WHAT YOU HAVE TO DO:
The data below should be restated word for word, with every picture omitted.

RECORDS FOR THIS EXERCISE:
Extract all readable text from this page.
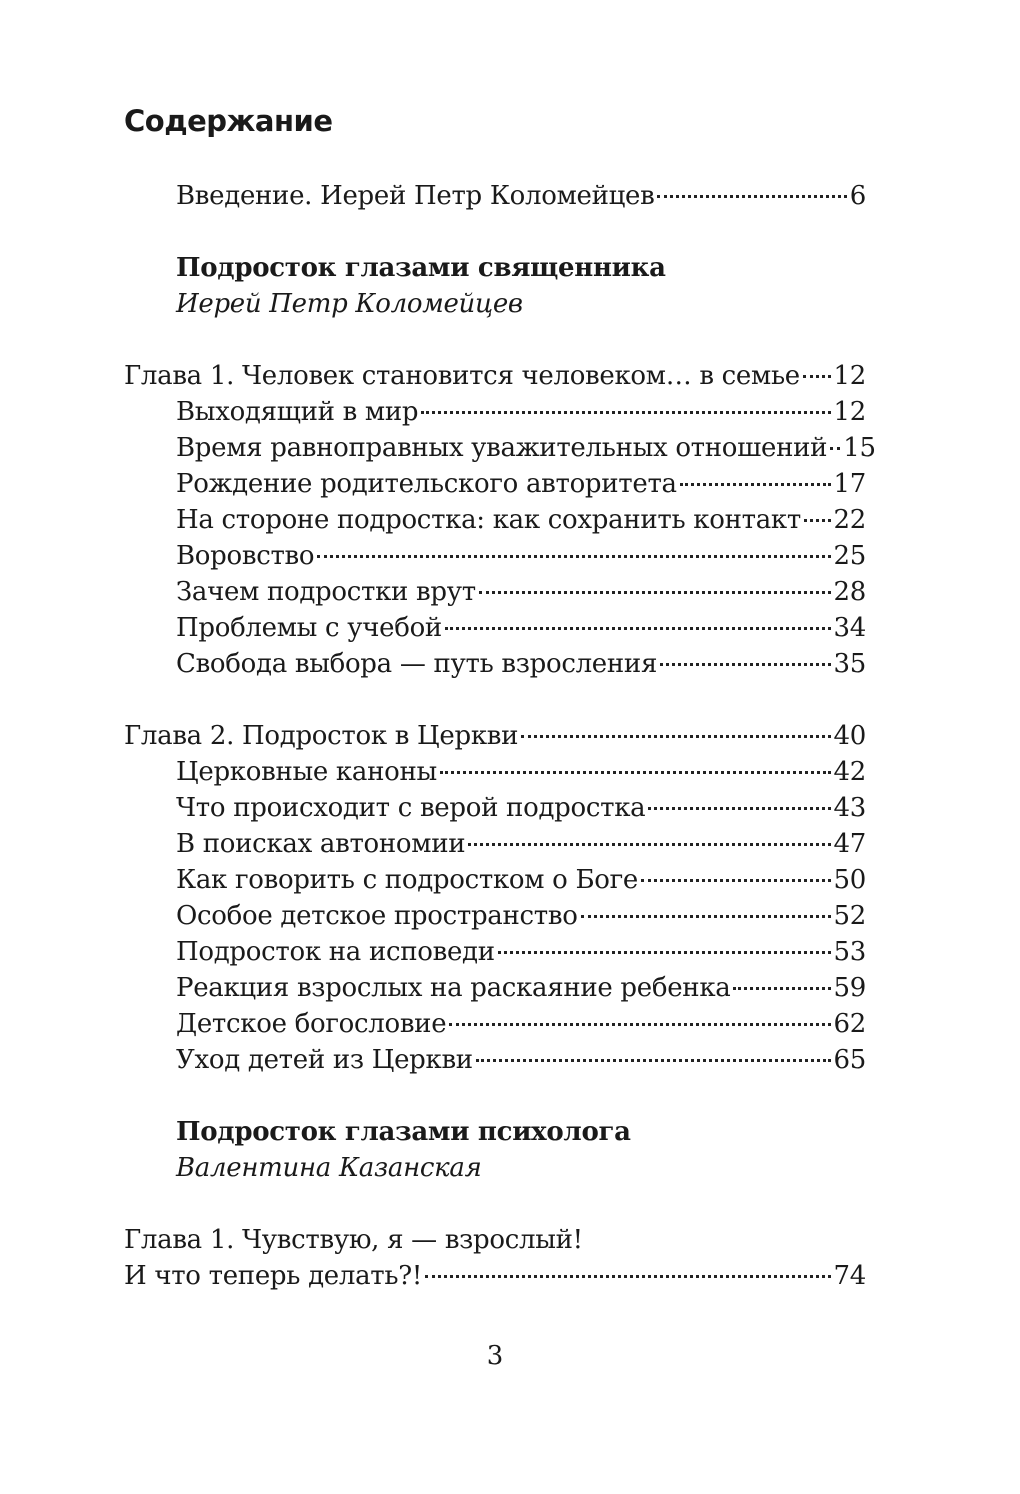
Содержание
Введение. Иерей Петр Коломейцев	6
Подросток глазами священника
Иерей Петр Коломейцев
Глава 1. Человек становится человеком… в семье 12
Выходящий в мир	12
Время равноправных уважительных отношений 15
Рождение родительского авторитета	17
На стороне подростка: как сохранить контакт 22
Воровство	25
Зачем подростки врут	28
Проблемы с учебой	34
Свобода выбора — путь взросления	35
Глава 2. Подросток в Церкви	40
Церковные каноны	42
Что происходит с верой подростка	43
В поисках автономии	47
Как говорить с подростком о Боге	50
Особое детское пространство	52
Подросток на исповеди	53
Реакция взрослых на раскаяние ребенка	59
Детское богословие	62
Уход детей из Церкви	65
Подросток глазами психолога
Валентина Казанская
Глава 1. Чувствую, я — взрослый!
И что теперь делать?!	74
3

TASK RESULT:
Extract all readable text from this page.
Содержание
Введение. Иерей Петр Коломейцев	6
Подросток глазами священника
Иерей Петр Коломейцев
Глава 1. Человек становится человеком… в семье 12
Выходящий в мир	12
Время равноправных уважительных отношений 15
Рождение родительского авторитета	17
На стороне подростка: как сохранить контакт 22
Воровство	25
Зачем подростки врут	28
Проблемы с учебой	34
Свобода выбора — путь взросления	35
Глава 2. Подросток в Церкви	40
Церковные каноны	42
Что происходит с верой подростка	43
В поисках автономии	47
Как говорить с подростком о Боге	50
Особое детское пространство	52
Подросток на исповеди	53
Реакция взрослых на раскаяние ребенка	59
Детское богословие	62
Уход детей из Церкви	65
Подросток глазами психолога
Валентина Казанская
Глава 1. Чувствую, я — взрослый!
И что теперь делать?!	74
3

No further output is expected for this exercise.